Your instructions - Scan the material that follows. Copy every line containing the word "Factor".

Dataset rows -
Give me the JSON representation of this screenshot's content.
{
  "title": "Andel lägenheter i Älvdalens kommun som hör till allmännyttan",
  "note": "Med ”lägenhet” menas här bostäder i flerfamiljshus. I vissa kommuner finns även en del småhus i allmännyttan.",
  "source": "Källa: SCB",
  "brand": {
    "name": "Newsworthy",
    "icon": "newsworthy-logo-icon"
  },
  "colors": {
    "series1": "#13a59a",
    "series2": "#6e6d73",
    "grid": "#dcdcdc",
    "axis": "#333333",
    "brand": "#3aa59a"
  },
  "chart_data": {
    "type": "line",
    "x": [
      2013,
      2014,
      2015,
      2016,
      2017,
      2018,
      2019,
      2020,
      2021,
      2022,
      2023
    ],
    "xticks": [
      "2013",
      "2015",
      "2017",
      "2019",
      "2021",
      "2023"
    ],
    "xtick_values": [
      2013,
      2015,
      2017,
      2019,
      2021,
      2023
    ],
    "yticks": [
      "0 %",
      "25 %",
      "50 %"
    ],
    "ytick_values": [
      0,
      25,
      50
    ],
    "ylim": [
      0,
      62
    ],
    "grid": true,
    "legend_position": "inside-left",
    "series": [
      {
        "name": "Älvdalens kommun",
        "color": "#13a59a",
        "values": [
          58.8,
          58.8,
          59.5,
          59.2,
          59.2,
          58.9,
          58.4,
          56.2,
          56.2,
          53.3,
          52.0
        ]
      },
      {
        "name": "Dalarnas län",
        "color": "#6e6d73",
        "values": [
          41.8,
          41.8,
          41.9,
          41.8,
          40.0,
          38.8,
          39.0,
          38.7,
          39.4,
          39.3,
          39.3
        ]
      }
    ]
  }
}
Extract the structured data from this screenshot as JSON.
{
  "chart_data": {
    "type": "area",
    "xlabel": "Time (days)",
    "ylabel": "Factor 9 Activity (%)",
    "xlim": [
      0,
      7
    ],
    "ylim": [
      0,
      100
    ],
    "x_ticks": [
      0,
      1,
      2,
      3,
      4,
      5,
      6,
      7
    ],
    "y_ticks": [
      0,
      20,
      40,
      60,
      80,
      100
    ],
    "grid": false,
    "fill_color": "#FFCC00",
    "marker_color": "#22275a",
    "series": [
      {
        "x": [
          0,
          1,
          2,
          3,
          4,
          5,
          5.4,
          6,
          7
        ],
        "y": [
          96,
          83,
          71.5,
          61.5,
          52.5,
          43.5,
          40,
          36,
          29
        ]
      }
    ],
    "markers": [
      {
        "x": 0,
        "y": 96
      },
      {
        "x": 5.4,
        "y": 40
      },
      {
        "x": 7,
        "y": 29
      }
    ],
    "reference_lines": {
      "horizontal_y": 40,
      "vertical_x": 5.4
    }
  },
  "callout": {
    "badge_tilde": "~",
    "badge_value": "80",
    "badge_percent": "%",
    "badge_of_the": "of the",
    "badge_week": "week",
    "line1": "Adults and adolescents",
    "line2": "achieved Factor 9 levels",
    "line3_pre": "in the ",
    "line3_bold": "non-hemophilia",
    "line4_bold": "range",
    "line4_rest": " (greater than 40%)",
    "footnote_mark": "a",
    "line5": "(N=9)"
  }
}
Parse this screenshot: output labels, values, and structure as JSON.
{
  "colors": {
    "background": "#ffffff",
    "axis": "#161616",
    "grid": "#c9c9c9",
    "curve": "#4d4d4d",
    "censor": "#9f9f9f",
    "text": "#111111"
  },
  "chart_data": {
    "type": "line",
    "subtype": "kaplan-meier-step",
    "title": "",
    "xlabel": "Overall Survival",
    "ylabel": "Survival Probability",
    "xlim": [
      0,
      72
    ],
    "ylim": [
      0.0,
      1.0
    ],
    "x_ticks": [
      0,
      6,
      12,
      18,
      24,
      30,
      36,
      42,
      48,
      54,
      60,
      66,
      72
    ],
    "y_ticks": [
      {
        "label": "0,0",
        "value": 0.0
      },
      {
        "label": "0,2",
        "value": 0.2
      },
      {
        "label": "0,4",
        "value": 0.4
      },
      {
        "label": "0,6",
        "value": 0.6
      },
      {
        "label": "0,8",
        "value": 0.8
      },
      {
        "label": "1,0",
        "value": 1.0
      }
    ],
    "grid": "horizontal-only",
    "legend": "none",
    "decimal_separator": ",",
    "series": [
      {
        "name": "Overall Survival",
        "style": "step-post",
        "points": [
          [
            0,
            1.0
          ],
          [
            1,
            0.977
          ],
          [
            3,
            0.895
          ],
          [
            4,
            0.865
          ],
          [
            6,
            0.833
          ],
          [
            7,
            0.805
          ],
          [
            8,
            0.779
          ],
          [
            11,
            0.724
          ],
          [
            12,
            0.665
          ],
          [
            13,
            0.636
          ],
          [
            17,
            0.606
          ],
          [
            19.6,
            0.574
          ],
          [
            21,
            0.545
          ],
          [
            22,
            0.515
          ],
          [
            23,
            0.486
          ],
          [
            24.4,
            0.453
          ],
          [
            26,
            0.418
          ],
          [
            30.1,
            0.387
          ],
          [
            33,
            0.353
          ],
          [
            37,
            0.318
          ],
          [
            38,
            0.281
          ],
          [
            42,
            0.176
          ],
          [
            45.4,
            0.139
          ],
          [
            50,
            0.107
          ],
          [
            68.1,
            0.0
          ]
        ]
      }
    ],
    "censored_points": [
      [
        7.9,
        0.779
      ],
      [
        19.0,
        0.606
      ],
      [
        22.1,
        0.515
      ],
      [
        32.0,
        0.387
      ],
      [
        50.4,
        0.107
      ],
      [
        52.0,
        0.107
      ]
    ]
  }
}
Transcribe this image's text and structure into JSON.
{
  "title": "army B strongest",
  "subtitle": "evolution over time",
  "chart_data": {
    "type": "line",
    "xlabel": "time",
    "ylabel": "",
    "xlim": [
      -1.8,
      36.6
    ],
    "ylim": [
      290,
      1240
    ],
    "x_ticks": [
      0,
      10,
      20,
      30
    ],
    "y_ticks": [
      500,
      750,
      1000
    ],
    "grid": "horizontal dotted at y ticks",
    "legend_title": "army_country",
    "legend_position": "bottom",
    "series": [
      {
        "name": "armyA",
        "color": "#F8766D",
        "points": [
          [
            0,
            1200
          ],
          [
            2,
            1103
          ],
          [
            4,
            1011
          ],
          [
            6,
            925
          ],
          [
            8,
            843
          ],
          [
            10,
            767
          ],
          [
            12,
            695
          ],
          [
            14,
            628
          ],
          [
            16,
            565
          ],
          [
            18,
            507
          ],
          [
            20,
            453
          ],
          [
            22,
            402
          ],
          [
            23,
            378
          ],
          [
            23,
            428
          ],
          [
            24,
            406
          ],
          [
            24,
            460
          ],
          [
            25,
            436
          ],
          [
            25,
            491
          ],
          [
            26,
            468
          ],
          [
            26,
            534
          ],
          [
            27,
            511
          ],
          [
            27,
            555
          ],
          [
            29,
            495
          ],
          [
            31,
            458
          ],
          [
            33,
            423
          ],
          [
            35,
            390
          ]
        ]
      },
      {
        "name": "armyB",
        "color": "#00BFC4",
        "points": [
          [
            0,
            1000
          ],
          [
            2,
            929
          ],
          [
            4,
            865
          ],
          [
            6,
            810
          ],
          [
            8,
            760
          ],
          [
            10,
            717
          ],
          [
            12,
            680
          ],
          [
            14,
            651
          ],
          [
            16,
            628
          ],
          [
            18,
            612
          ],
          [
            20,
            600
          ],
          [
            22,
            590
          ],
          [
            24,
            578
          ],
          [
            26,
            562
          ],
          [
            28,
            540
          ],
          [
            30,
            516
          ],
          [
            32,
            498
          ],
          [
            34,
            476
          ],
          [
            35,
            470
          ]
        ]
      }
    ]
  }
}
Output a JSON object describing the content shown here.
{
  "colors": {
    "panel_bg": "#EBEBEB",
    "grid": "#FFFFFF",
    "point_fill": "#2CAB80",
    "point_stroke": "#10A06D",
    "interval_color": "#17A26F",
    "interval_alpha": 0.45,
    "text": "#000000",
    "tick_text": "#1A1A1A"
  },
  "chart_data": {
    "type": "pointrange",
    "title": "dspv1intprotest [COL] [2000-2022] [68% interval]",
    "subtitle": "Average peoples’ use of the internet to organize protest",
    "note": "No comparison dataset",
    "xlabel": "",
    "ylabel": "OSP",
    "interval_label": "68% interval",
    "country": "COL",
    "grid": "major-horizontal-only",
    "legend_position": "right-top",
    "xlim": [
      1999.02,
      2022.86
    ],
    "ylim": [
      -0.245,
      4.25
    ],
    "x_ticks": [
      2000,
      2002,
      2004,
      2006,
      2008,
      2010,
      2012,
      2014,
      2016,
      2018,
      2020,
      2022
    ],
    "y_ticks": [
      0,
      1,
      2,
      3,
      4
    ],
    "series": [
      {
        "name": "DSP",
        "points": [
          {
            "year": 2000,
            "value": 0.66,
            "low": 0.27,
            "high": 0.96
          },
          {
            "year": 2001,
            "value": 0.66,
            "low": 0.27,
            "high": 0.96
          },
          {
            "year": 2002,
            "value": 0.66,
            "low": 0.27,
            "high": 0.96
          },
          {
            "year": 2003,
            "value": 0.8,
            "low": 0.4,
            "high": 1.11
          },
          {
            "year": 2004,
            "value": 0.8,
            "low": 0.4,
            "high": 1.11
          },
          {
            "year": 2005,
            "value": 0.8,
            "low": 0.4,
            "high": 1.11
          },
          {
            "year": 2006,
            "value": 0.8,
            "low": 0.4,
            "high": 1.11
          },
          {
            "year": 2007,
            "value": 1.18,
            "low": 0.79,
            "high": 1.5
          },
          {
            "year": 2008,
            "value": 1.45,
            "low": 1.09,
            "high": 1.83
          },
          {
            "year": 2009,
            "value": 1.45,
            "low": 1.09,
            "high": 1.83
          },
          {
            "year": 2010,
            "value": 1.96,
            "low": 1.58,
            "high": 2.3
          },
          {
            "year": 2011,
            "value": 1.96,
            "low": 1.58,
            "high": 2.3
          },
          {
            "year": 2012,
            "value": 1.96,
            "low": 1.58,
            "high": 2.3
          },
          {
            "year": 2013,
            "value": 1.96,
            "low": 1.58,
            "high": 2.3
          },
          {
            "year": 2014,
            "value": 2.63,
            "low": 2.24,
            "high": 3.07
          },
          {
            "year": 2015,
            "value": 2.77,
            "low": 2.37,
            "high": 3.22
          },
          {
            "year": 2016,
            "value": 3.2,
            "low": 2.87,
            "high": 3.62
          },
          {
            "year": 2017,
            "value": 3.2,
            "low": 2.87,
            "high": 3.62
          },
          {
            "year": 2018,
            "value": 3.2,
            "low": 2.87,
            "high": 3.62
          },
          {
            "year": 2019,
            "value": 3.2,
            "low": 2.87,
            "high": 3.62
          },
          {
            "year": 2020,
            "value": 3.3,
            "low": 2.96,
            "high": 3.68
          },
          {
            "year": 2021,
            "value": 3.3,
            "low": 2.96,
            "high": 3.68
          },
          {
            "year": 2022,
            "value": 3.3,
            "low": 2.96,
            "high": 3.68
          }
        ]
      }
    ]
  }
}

Solution for this exercise -
    "ylabel": "Factor 9 Activity (%)",
    "line2": "achieved Factor 9 levels",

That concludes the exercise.